__Task goal__.
Write out the data below exactly as given, without any of its pictures.

────────────────────────────────────────

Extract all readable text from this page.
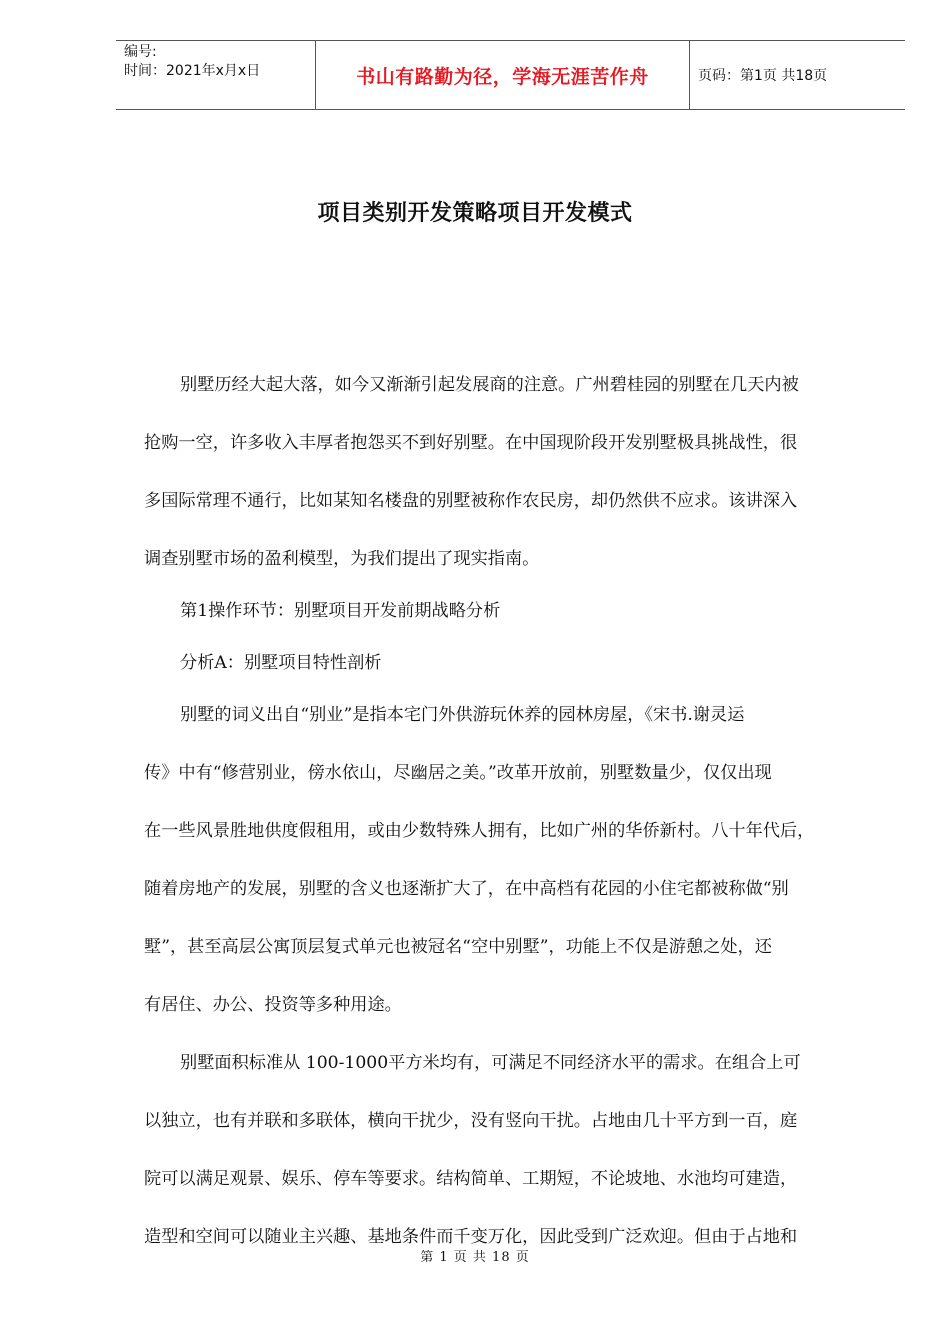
编号:
时间：2021年x月x日	书山有路勤为径，学海无涯苦作舟	页码：第1页 共18页
项目类别开发策略项目开发模式
别墅历经大起大落，如今又渐渐引起发展商的注意。广州碧桂园的别墅在几天内被
抢购一空，许多收入丰厚者抱怨买不到好别墅。在中国现阶段开发别墅极具挑战性，很
多国际常理不通行，比如某知名楼盘的别墅被称作农民房，却仍然供不应求。该讲深入
调查别墅市场的盈利模型，为我们提出了现实指南。
第1操作环节：别墅项目开发前期战略分析
分析A：别墅项目特性剖析
别墅的词义出自“别业”是指本宅门外供游玩休养的园林房屋，《宋书.谢灵运
传》中有“修营别业，傍水依山，尽幽居之美。”改革开放前，别墅数量少，仅仅出现
在一些风景胜地供度假租用，或由少数特殊人拥有，比如广州的华侨新村。八十年代后，
随着房地产的发展，别墅的含义也逐渐扩大了，在中高档有花园的小住宅都被称做“别
墅”，甚至高层公寓顶层复式单元也被冠名“空中别墅”，功能上不仅是游憩之处，还
有居住、办公、投资等多种用途。
别墅面积标准从 100-1000平方米均有，可满足不同经济水平的需求。在组合上可
以独立，也有并联和多联体，横向干扰少，没有竖向干扰。占地由几十平方到一百，庭
院可以满足观景、娱乐、停车等要求。结构简单、工期短，不论坡地、水池均可建造，
造型和空间可以随业主兴趣、基地条件而千变万化，因此受到广泛欢迎。但由于占地和
第 1 页 共 18 页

────────────────────────────────────────

__Final result__.
Extract all readable text from this page.
编号:
时间：2021年x月x日	书山有路勤为径，学海无涯苦作舟	页码：第1页 共18页
项目类别开发策略项目开发模式
别墅历经大起大落，如今又渐渐引起发展商的注意。广州碧桂园的别墅在几天内被
抢购一空，许多收入丰厚者抱怨买不到好别墅。在中国现阶段开发别墅极具挑战性，很
多国际常理不通行，比如某知名楼盘的别墅被称作农民房，却仍然供不应求。该讲深入
调查别墅市场的盈利模型，为我们提出了现实指南。
第1操作环节：别墅项目开发前期战略分析
分析A：别墅项目特性剖析
别墅的词义出自“别业”是指本宅门外供游玩休养的园林房屋，《宋书.谢灵运
传》中有“修营别业，傍水依山，尽幽居之美。”改革开放前，别墅数量少，仅仅出现
在一些风景胜地供度假租用，或由少数特殊人拥有，比如广州的华侨新村。八十年代后，
随着房地产的发展，别墅的含义也逐渐扩大了，在中高档有花园的小住宅都被称做“别
墅”，甚至高层公寓顶层复式单元也被冠名“空中别墅”，功能上不仅是游憩之处，还
有居住、办公、投资等多种用途。
别墅面积标准从 100-1000平方米均有，可满足不同经济水平的需求。在组合上可
以独立，也有并联和多联体，横向干扰少，没有竖向干扰。占地由几十平方到一百，庭
院可以满足观景、娱乐、停车等要求。结构简单、工期短，不论坡地、水池均可建造，
造型和空间可以随业主兴趣、基地条件而千变万化，因此受到广泛欢迎。但由于占地和
第 1 页 共 18 页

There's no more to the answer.